» **YOUR GOAL**
Reproduce every line of the material below, but drop the pictures.

>>

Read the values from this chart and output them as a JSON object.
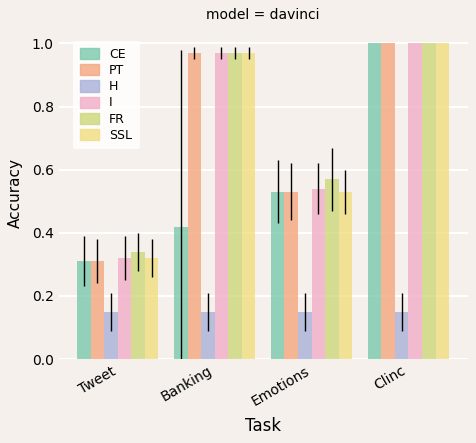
{
  "title": "model = davinci",
  "xlabel": "Task",
  "ylabel": "Accuracy",
  "tasks": [
    "Tweet",
    "Banking",
    "Emotions",
    "Clinc"
  ],
  "loss_types": [
    "CE",
    "PT",
    "H",
    "I",
    "FR",
    "SSL"
  ],
  "colors": [
    "#7ecab0",
    "#f4a882",
    "#aab2d8",
    "#f2aec8",
    "#ccd87e",
    "#f0de82"
  ],
  "bar_values": {
    "Tweet": [
      0.31,
      0.31,
      0.15,
      0.32,
      0.34,
      0.32
    ],
    "Banking": [
      0.42,
      0.97,
      0.15,
      0.97,
      0.97,
      0.97
    ],
    "Emotions": [
      0.53,
      0.53,
      0.15,
      0.54,
      0.57,
      0.53
    ],
    "Clinc": [
      1.0,
      1.0,
      0.15,
      1.0,
      1.0,
      1.0
    ]
  },
  "err_values": {
    "Tweet": [
      0.08,
      0.07,
      0.06,
      0.07,
      0.06,
      0.06
    ],
    "Banking": [
      0.56,
      0.02,
      0.06,
      0.02,
      0.02,
      0.02
    ],
    "Emotions": [
      0.1,
      0.09,
      0.06,
      0.08,
      0.1,
      0.07
    ],
    "Clinc": [
      0.0,
      0.0,
      0.06,
      0.0,
      0.0,
      0.0
    ]
  },
  "ylim": [
    0.0,
    1.05
  ],
  "yticks": [
    0.0,
    0.2,
    0.4,
    0.6,
    0.8,
    1.0
  ],
  "background_color": "#f5f0eb",
  "grid_color": "#ffffff"
}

<<

» **EXPECTED ANSWER**
Read the values from this chart and output them as a JSON object.
{
  "title": "model = davinci",
  "xlabel": "Task",
  "ylabel": "Accuracy",
  "tasks": [
    "Tweet",
    "Banking",
    "Emotions",
    "Clinc"
  ],
  "loss_types": [
    "CE",
    "PT",
    "H",
    "I",
    "FR",
    "SSL"
  ],
  "colors": [
    "#7ecab0",
    "#f4a882",
    "#aab2d8",
    "#f2aec8",
    "#ccd87e",
    "#f0de82"
  ],
  "bar_values": {
    "Tweet": [
      0.31,
      0.31,
      0.15,
      0.32,
      0.34,
      0.32
    ],
    "Banking": [
      0.42,
      0.97,
      0.15,
      0.97,
      0.97,
      0.97
    ],
    "Emotions": [
      0.53,
      0.53,
      0.15,
      0.54,
      0.57,
      0.53
    ],
    "Clinc": [
      1.0,
      1.0,
      0.15,
      1.0,
      1.0,
      1.0
    ]
  },
  "err_values": {
    "Tweet": [
      0.08,
      0.07,
      0.06,
      0.07,
      0.06,
      0.06
    ],
    "Banking": [
      0.56,
      0.02,
      0.06,
      0.02,
      0.02,
      0.02
    ],
    "Emotions": [
      0.1,
      0.09,
      0.06,
      0.08,
      0.1,
      0.07
    ],
    "Clinc": [
      0.0,
      0.0,
      0.06,
      0.0,
      0.0,
      0.0
    ]
  },
  "ylim": [
    0.0,
    1.05
  ],
  "yticks": [
    0.0,
    0.2,
    0.4,
    0.6,
    0.8,
    1.0
  ],
  "background_color": "#f5f0eb",
  "grid_color": "#ffffff"
}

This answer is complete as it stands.